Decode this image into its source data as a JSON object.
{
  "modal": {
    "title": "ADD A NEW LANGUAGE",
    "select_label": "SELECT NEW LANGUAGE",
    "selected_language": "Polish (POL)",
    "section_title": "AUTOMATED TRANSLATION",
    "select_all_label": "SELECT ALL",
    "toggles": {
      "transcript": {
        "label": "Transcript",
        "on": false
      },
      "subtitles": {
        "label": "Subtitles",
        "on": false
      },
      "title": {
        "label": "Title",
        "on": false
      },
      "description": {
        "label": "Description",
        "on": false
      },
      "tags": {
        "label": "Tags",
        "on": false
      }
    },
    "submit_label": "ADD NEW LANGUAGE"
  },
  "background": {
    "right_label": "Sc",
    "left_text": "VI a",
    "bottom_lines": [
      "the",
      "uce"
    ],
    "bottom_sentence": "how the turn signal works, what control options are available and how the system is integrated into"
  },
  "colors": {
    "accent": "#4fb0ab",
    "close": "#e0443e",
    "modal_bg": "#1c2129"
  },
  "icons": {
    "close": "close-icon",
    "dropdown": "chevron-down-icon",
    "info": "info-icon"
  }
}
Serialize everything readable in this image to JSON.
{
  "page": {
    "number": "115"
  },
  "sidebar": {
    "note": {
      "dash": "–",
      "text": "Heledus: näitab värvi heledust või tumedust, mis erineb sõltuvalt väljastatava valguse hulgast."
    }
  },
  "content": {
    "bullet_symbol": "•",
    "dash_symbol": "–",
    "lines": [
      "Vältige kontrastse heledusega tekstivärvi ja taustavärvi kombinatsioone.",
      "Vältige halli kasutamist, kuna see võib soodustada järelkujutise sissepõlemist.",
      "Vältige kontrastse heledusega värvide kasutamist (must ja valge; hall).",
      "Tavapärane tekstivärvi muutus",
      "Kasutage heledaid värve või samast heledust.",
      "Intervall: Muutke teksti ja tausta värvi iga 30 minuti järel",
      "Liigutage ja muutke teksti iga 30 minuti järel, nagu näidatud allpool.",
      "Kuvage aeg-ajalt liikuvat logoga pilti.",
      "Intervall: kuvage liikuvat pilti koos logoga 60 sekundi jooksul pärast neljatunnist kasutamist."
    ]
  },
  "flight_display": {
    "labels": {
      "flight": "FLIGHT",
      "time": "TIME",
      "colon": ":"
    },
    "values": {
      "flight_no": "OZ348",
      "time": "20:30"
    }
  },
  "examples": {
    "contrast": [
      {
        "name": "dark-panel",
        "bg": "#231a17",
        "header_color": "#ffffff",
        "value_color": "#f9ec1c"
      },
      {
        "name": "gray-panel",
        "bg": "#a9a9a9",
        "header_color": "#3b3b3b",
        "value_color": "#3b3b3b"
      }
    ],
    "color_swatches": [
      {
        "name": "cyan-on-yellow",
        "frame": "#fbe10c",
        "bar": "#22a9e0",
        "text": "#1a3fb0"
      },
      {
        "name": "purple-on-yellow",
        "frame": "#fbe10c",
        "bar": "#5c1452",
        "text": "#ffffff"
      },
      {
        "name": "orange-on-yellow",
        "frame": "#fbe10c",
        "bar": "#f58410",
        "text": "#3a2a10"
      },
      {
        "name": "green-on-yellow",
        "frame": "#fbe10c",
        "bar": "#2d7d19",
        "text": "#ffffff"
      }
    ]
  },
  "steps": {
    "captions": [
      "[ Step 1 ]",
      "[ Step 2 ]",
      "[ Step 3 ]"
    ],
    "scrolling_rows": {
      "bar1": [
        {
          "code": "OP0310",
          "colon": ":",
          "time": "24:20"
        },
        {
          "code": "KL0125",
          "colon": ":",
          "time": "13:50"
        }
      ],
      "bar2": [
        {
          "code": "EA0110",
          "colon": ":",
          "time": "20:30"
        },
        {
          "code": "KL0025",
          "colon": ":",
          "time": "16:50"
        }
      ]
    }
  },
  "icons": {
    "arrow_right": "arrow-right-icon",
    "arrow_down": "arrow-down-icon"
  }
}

### GIVEN INSTRUCTION
Reproduce the material above without altering a single character.

### CORRECT ANSWER
Decode this image into its source data as a JSON object.
{
  "modal": {
    "title": "ADD A NEW LANGUAGE",
    "select_label": "SELECT NEW LANGUAGE",
    "selected_language": "Polish (POL)",
    "section_title": "AUTOMATED TRANSLATION",
    "select_all_label": "SELECT ALL",
    "toggles": {
      "transcript": {
        "label": "Transcript",
        "on": false
      },
      "subtitles": {
        "label": "Subtitles",
        "on": false
      },
      "title": {
        "label": "Title",
        "on": false
      },
      "description": {
        "label": "Description",
        "on": false
      },
      "tags": {
        "label": "Tags",
        "on": false
      }
    },
    "submit_label": "ADD NEW LANGUAGE"
  },
  "background": {
    "right_label": "Sc",
    "left_text": "VI a",
    "bottom_lines": [
      "the",
      "uce"
    ],
    "bottom_sentence": "how the turn signal works, what control options are available and how the system is integrated into"
  },
  "colors": {
    "accent": "#4fb0ab",
    "close": "#e0443e",
    "modal_bg": "#1c2129"
  },
  "icons": {
    "close": "close-icon",
    "dropdown": "chevron-down-icon",
    "info": "info-icon"
  }
}
Serialize everything readable in this image to JSON.
{
  "page": {
    "number": "115"
  },
  "sidebar": {
    "note": {
      "dash": "–",
      "text": "Heledus: näitab värvi heledust või tumedust, mis erineb sõltuvalt väljastatava valguse hulgast."
    }
  },
  "content": {
    "bullet_symbol": "•",
    "dash_symbol": "–",
    "lines": [
      "Vältige kontrastse heledusega tekstivärvi ja taustavärvi kombinatsioone.",
      "Vältige halli kasutamist, kuna see võib soodustada järelkujutise sissepõlemist.",
      "Vältige kontrastse heledusega värvide kasutamist (must ja valge; hall).",
      "Tavapärane tekstivärvi muutus",
      "Kasutage heledaid värve või samast heledust.",
      "Intervall: Muutke teksti ja tausta värvi iga 30 minuti järel",
      "Liigutage ja muutke teksti iga 30 minuti järel, nagu näidatud allpool.",
      "Kuvage aeg-ajalt liikuvat logoga pilti.",
      "Intervall: kuvage liikuvat pilti koos logoga 60 sekundi jooksul pärast neljatunnist kasutamist."
    ]
  },
  "flight_display": {
    "labels": {
      "flight": "FLIGHT",
      "time": "TIME",
      "colon": ":"
    },
    "values": {
      "flight_no": "OZ348",
      "time": "20:30"
    }
  },
  "examples": {
    "contrast": [
      {
        "name": "dark-panel",
        "bg": "#231a17",
        "header_color": "#ffffff",
        "value_color": "#f9ec1c"
      },
      {
        "name": "gray-panel",
        "bg": "#a9a9a9",
        "header_color": "#3b3b3b",
        "value_color": "#3b3b3b"
      }
    ],
    "color_swatches": [
      {
        "name": "cyan-on-yellow",
        "frame": "#fbe10c",
        "bar": "#22a9e0",
        "text": "#1a3fb0"
      },
      {
        "name": "purple-on-yellow",
        "frame": "#fbe10c",
        "bar": "#5c1452",
        "text": "#ffffff"
      },
      {
        "name": "orange-on-yellow",
        "frame": "#fbe10c",
        "bar": "#f58410",
        "text": "#3a2a10"
      },
      {
        "name": "green-on-yellow",
        "frame": "#fbe10c",
        "bar": "#2d7d19",
        "text": "#ffffff"
      }
    ]
  },
  "steps": {
    "captions": [
      "[ Step 1 ]",
      "[ Step 2 ]",
      "[ Step 3 ]"
    ],
    "scrolling_rows": {
      "bar1": [
        {
          "code": "OP0310",
          "colon": ":",
          "time": "24:20"
        },
        {
          "code": "KL0125",
          "colon": ":",
          "time": "13:50"
        }
      ],
      "bar2": [
        {
          "code": "EA0110",
          "colon": ":",
          "time": "20:30"
        },
        {
          "code": "KL0025",
          "colon": ":",
          "time": "16:50"
        }
      ]
    }
  },
  "icons": {
    "arrow_right": "arrow-right-icon",
    "arrow_down": "arrow-down-icon"
  }
}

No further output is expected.